### What you will do
Check each line of the records for "role"; collect those that have it.

Dataset items
====================
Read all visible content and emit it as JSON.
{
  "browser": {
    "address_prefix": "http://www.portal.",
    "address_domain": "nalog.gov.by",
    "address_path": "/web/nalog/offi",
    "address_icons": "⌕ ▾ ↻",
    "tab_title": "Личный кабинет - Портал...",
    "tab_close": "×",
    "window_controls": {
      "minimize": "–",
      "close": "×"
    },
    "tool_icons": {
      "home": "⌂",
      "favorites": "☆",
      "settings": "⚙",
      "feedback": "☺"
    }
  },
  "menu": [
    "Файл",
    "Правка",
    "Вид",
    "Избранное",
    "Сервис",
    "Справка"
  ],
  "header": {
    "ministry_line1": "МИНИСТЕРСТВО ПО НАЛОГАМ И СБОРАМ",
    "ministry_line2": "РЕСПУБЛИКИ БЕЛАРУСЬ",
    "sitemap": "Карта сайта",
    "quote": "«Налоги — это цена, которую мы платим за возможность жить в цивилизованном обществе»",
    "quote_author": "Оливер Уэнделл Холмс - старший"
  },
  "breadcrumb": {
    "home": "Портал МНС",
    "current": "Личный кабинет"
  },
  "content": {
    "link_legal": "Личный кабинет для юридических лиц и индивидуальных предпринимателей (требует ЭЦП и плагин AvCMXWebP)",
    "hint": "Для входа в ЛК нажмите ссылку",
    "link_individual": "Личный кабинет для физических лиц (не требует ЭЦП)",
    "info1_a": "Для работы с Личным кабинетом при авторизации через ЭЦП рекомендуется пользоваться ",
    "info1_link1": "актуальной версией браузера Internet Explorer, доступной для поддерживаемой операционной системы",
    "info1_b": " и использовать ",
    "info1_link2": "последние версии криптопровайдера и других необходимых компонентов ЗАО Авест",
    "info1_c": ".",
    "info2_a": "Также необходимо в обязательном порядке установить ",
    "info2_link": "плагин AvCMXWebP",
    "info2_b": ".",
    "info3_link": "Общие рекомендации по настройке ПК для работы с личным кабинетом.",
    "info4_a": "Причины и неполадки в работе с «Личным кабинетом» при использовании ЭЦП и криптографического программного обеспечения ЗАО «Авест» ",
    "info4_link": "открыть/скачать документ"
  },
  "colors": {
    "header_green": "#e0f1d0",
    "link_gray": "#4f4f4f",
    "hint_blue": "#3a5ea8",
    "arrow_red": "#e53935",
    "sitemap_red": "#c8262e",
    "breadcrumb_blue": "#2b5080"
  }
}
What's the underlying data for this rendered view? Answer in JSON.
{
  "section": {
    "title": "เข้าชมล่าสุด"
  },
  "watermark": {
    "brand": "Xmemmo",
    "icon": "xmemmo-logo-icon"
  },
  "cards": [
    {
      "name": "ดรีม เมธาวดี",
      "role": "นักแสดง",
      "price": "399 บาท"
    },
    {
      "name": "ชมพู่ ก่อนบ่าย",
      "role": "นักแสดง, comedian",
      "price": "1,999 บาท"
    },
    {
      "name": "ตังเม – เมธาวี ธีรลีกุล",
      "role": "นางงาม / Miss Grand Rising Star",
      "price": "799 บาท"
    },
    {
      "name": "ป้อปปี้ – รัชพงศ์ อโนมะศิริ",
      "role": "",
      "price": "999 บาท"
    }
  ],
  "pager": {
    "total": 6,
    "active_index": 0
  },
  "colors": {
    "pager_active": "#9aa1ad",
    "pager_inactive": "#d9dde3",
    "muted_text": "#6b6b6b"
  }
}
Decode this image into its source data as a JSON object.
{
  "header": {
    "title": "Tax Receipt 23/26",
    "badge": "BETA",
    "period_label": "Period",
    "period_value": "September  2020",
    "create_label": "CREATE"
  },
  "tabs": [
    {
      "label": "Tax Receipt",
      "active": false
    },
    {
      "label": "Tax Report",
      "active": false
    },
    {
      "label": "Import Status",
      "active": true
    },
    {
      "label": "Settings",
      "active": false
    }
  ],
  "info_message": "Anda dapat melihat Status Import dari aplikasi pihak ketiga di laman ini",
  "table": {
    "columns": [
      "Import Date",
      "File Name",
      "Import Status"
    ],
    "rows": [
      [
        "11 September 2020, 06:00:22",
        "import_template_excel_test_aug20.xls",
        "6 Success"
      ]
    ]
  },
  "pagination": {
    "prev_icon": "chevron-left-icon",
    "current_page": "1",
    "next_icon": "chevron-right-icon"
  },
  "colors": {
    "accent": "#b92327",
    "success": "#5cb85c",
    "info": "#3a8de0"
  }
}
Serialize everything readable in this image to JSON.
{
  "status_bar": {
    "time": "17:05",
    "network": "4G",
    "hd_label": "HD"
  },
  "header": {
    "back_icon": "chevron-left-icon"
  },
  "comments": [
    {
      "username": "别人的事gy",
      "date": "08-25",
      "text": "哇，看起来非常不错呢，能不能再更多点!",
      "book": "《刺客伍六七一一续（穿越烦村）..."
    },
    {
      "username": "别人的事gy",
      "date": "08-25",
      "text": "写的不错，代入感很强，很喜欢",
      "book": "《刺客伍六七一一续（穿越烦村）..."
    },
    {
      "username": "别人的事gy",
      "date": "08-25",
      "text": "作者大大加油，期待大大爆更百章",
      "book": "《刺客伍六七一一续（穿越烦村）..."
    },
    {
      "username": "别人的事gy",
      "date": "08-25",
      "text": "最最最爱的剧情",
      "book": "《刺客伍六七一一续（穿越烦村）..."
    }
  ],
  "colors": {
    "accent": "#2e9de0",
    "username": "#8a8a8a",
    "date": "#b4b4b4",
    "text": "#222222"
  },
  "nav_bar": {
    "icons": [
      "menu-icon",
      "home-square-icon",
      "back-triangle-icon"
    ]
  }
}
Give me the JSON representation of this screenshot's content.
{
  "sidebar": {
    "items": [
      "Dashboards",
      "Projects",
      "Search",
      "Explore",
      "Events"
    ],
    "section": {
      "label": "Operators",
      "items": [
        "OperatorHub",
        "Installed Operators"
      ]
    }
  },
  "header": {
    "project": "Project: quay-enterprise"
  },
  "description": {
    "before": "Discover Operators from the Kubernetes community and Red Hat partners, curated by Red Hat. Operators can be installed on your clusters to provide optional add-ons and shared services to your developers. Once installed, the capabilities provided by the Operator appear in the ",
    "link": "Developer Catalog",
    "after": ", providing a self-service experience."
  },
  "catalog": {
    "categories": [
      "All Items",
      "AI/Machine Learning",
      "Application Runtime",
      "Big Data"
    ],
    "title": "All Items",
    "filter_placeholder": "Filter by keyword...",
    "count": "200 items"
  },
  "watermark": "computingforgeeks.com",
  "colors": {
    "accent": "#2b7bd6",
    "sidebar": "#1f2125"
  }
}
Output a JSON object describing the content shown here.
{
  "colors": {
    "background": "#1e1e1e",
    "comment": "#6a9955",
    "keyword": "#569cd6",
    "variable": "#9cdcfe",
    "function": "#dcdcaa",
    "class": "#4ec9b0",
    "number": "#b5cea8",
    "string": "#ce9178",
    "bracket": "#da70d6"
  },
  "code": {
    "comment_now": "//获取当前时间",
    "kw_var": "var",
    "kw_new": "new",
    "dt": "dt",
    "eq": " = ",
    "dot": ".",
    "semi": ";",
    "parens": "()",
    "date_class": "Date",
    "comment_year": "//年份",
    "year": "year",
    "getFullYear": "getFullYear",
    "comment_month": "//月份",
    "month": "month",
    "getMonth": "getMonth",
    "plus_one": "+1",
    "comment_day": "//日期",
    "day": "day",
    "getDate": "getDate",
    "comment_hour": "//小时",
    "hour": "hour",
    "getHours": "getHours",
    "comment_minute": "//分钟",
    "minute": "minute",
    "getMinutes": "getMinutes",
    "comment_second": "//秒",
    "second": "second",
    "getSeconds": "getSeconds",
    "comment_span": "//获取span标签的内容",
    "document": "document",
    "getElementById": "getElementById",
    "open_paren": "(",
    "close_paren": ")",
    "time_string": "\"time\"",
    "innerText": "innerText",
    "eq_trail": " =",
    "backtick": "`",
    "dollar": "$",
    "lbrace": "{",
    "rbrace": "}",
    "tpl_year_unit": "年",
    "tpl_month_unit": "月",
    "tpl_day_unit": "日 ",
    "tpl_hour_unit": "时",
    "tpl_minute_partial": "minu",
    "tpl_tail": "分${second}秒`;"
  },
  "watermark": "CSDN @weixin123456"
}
====================
### Output for this task
      "role": "นักแสดง",
      "role": "นักแสดง, comedian",
      "role": "นางงาม / Miss Grand Rising Star",
      "role": "",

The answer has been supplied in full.